--- BEGIN ---
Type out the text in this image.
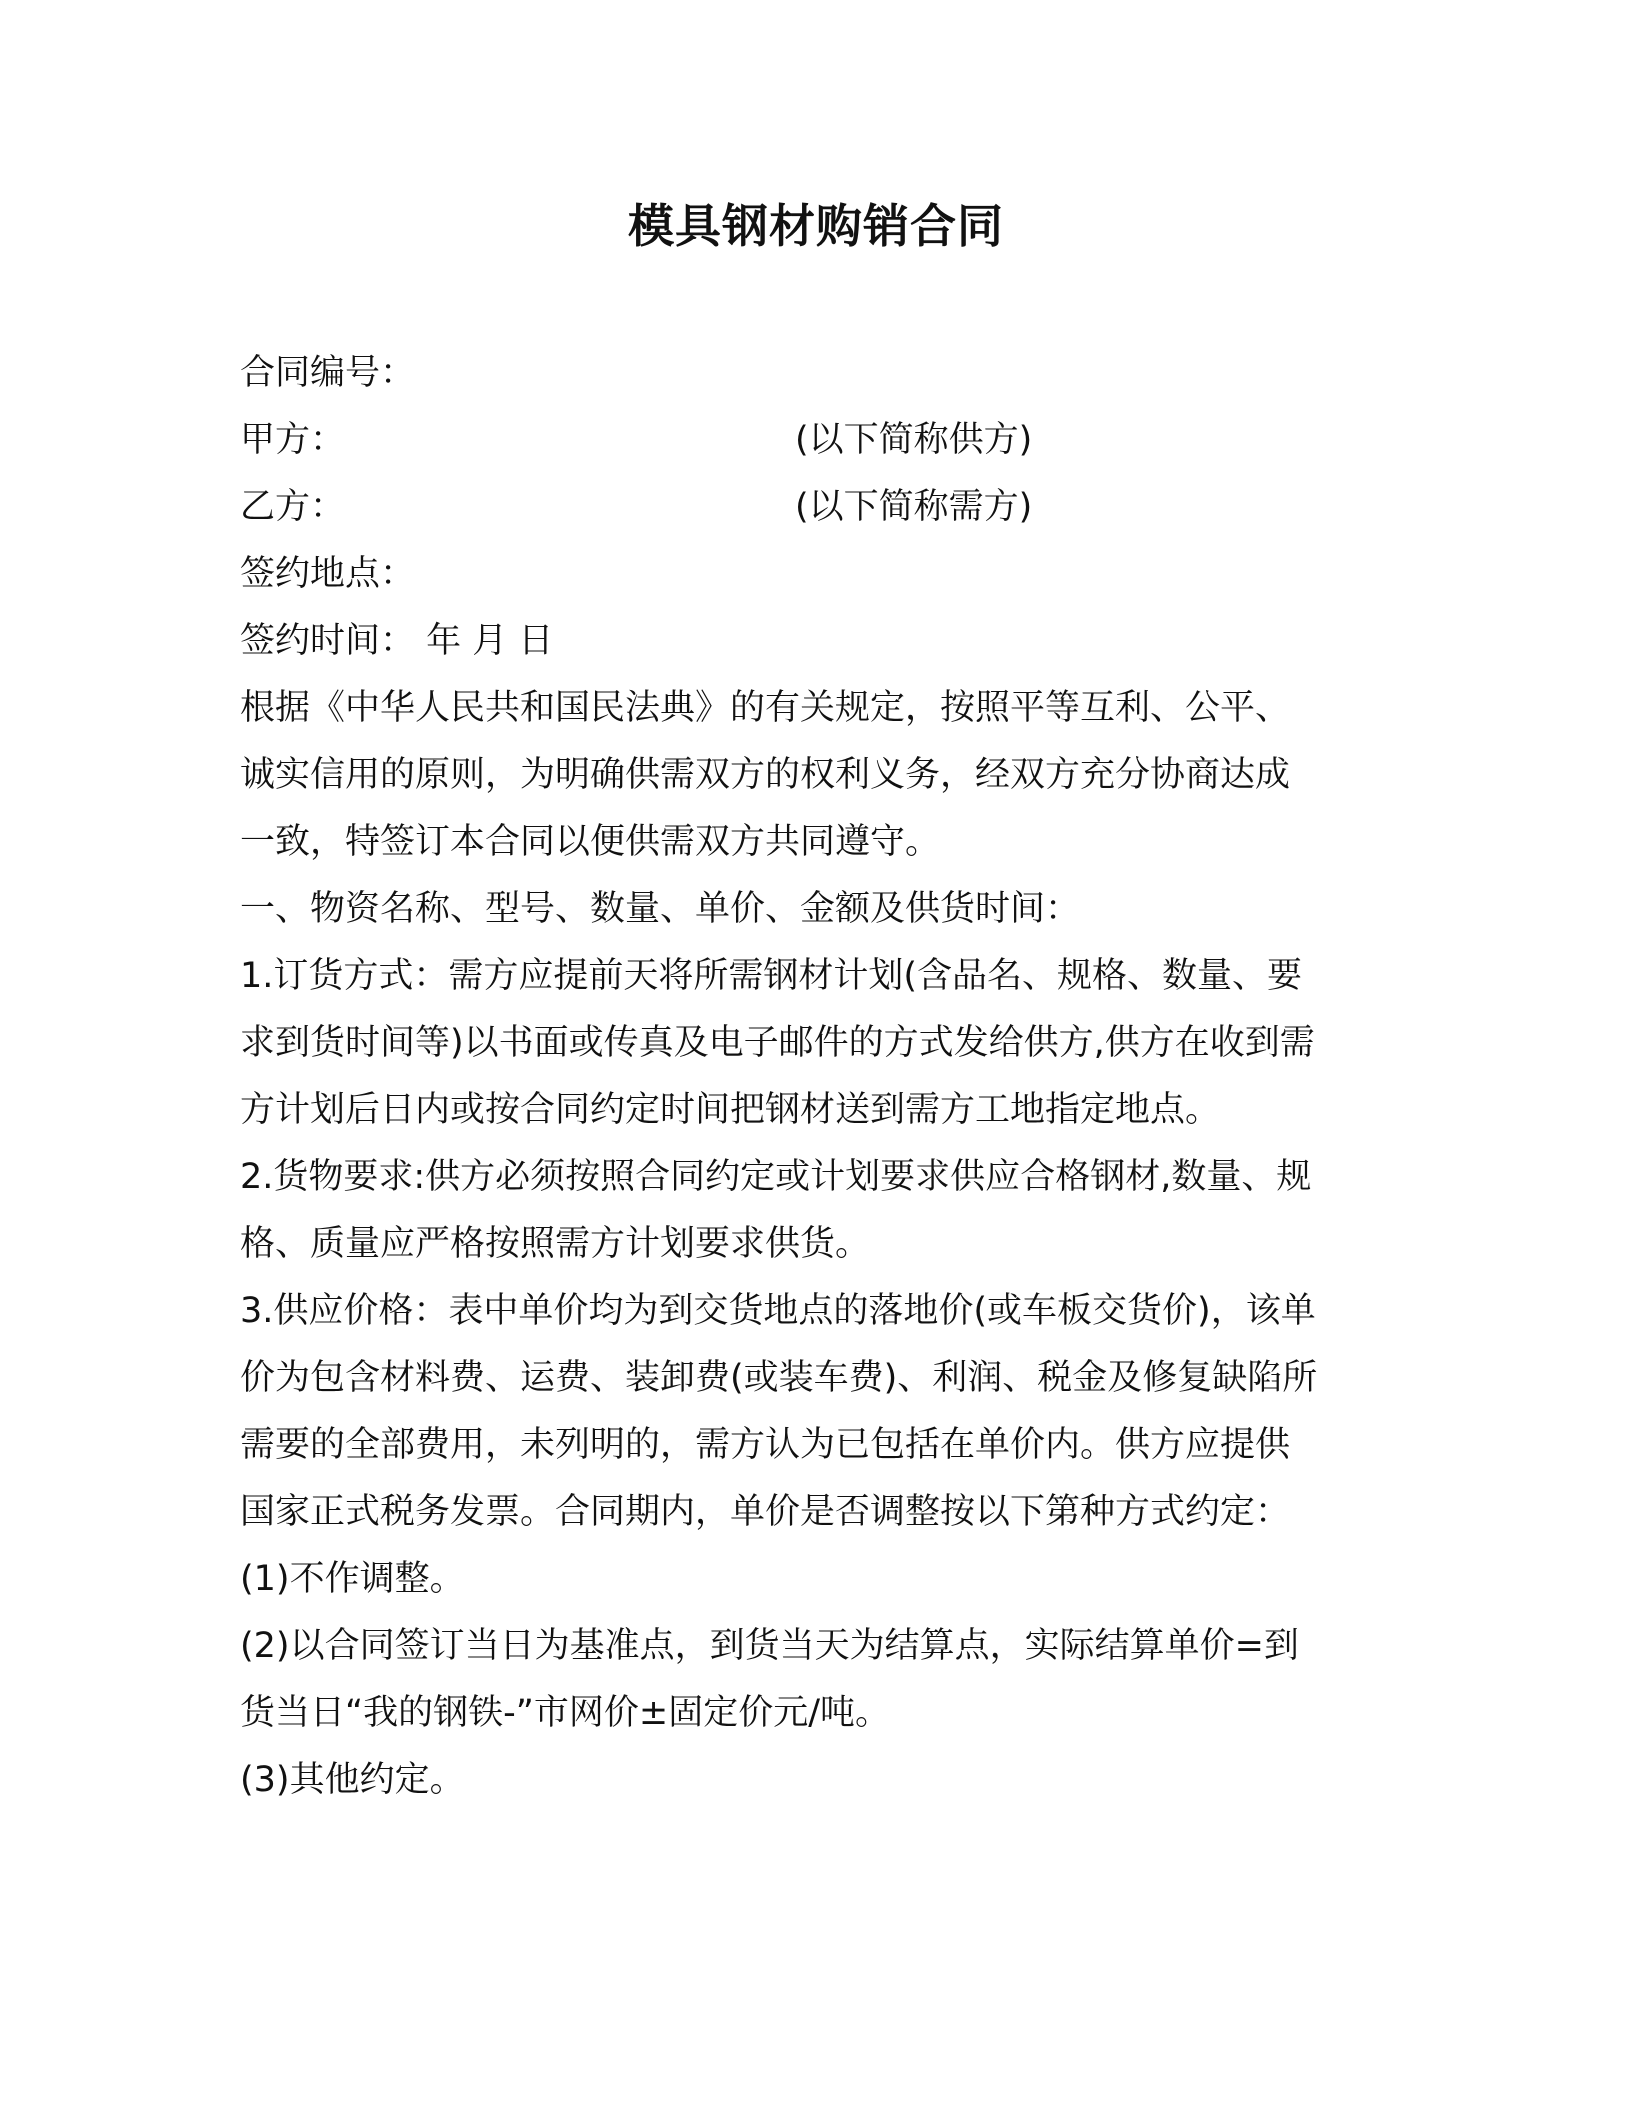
模具钢材购销合同
合同编号：
甲方：	(以下简称供方)
乙方：	(以下简称需方)
签约地点：
签约时间： 年 月 日
根据《中华人民共和国民法典》的有关规定，按照平等互利、公平、
诚实信用的原则，为明确供需双方的权利义务，经双方充分协商达成
一致，特签订本合同以便供需双方共同遵守。
一、物资名称、型号、数量、单价、金额及供货时间：
1.订货方式：需方应提前天将所需钢材计划(含品名、规格、数量、要
求到货时间等)以书面或传真及电子邮件的方式发给供方,供方在收到需
方计划后日内或按合同约定时间把钢材送到需方工地指定地点。
2.货物要求:供方必须按照合同约定或计划要求供应合格钢材,数量、规
格、质量应严格按照需方计划要求供货。
3.供应价格：表中单价均为到交货地点的落地价(或车板交货价)，该单
价为包含材料费、运费、装卸费(或装车费)、利润、税金及修复缺陷所
需要的全部费用，未列明的，需方认为已包括在单价内。供方应提供
国家正式税务发票。合同期内，单价是否调整按以下第种方式约定：
(1)不作调整。
(2)以合同签订当日为基准点，到货当天为结算点，实际结算单价=到
货当日“我的钢铁-”市网价±固定价元/吨。
(3)其他约定。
--- END ---
Task to complete: Apart from the pictures, the entries above are to be repeated in full and exactly.

Problem solution:
Type out the text in this image.
模具钢材购销合同
合同编号：
甲方：	(以下简称供方)
乙方：	(以下简称需方)
签约地点：
签约时间： 年 月 日
根据《中华人民共和国民法典》的有关规定，按照平等互利、公平、
诚实信用的原则，为明确供需双方的权利义务，经双方充分协商达成
一致，特签订本合同以便供需双方共同遵守。
一、物资名称、型号、数量、单价、金额及供货时间：
1.订货方式：需方应提前天将所需钢材计划(含品名、规格、数量、要
求到货时间等)以书面或传真及电子邮件的方式发给供方,供方在收到需
方计划后日内或按合同约定时间把钢材送到需方工地指定地点。
2.货物要求:供方必须按照合同约定或计划要求供应合格钢材,数量、规
格、质量应严格按照需方计划要求供货。
3.供应价格：表中单价均为到交货地点的落地价(或车板交货价)，该单
价为包含材料费、运费、装卸费(或装车费)、利润、税金及修复缺陷所
需要的全部费用，未列明的，需方认为已包括在单价内。供方应提供
国家正式税务发票。合同期内，单价是否调整按以下第种方式约定：
(1)不作调整。
(2)以合同签订当日为基准点，到货当天为结算点，实际结算单价=到
货当日“我的钢铁-”市网价±固定价元/吨。
(3)其他约定。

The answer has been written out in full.